◆ WRITTEN INSTRUCTION
Restate all of the entries exactly, dropping any pictures they hold.

__________

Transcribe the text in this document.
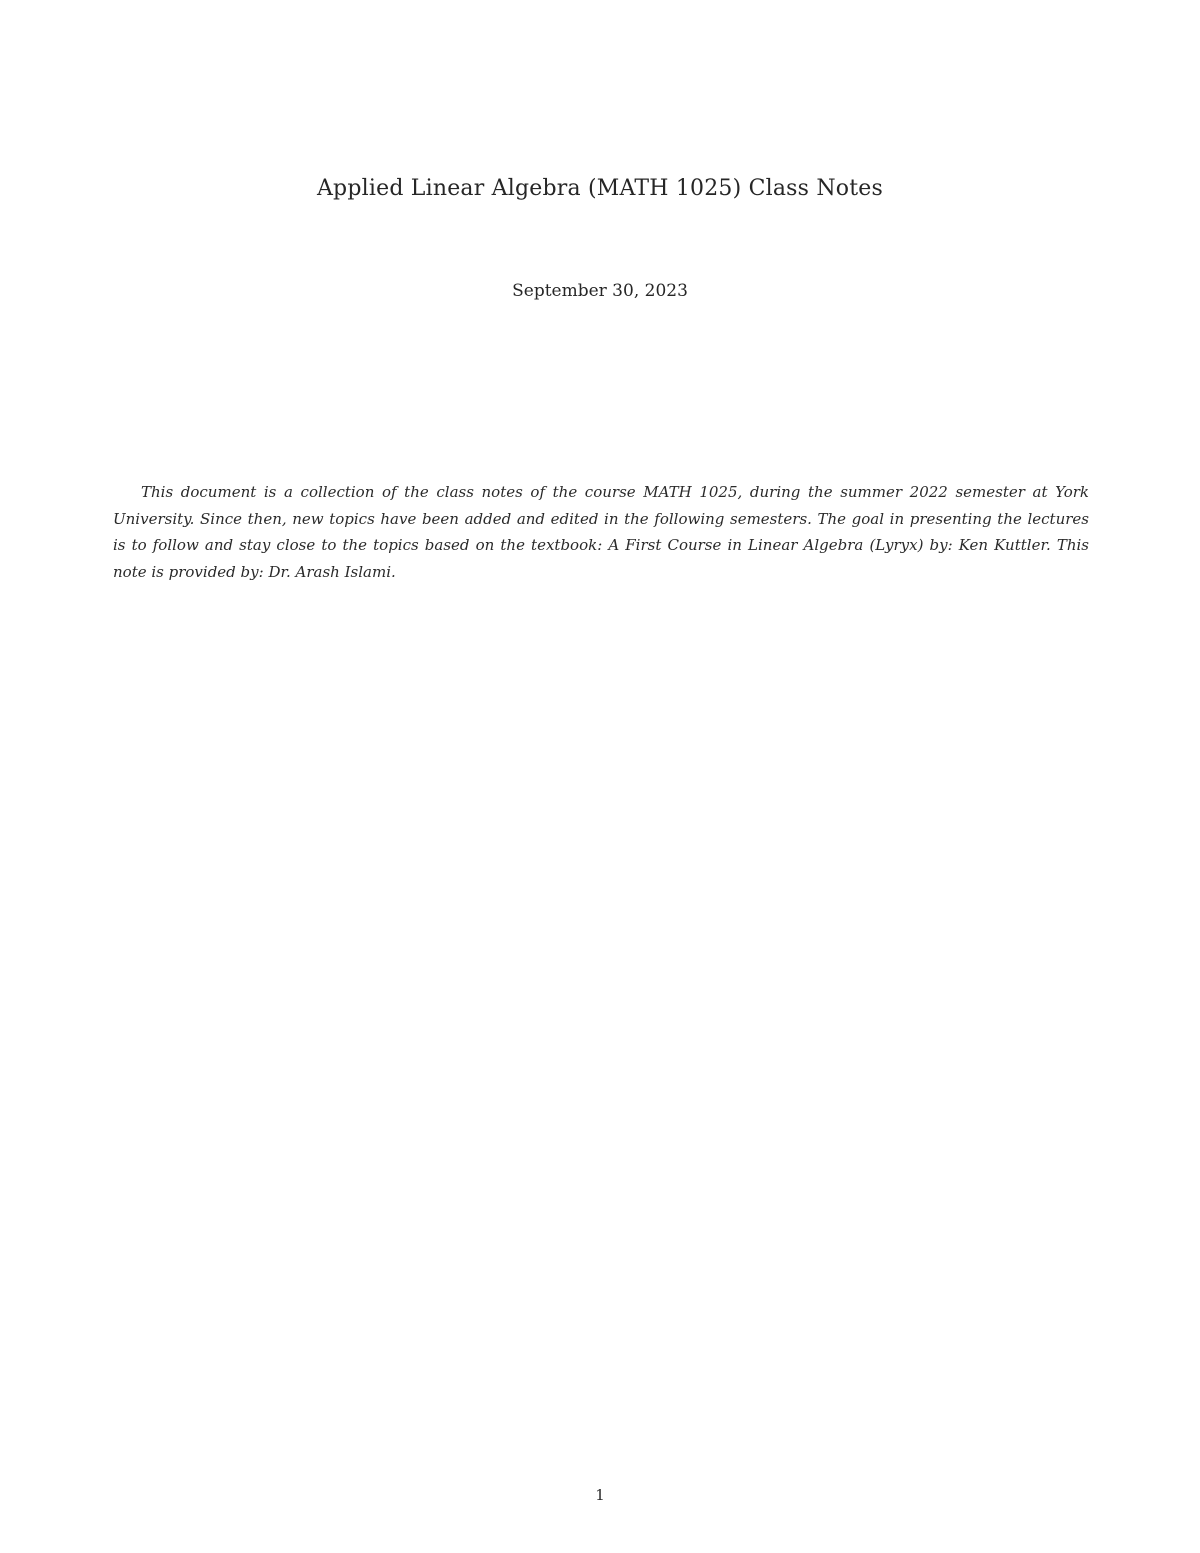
Applied Linear Algebra (MATH 1025) Class Notes
September 30, 2023

This document is a collection of the class notes of the course MATH 1025, during the summer 2022 semester at York University. Since then, new topics have been added and edited in the following semesters. The goal in presenting the lectures is to follow and stay close to the topics based on the textbook: A First Course in Linear Algebra (Lyryx) by: Ken Kuttler. This note is provided by: Dr. Arash Islami.

1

__________

◆ RIGHT ANSWER
Transcribe the text in this document.
Applied Linear Algebra (MATH 1025) Class Notes
September 30, 2023

This document is a collection of the class notes of the course MATH 1025, during the summer 2022 semester at York University. Since then, new topics have been added and edited in the following semesters. The goal in presenting the lectures is to follow and stay close to the topics based on the textbook: A First Course in Linear Algebra (Lyryx) by: Ken Kuttler. This note is provided by: Dr. Arash Islami.

1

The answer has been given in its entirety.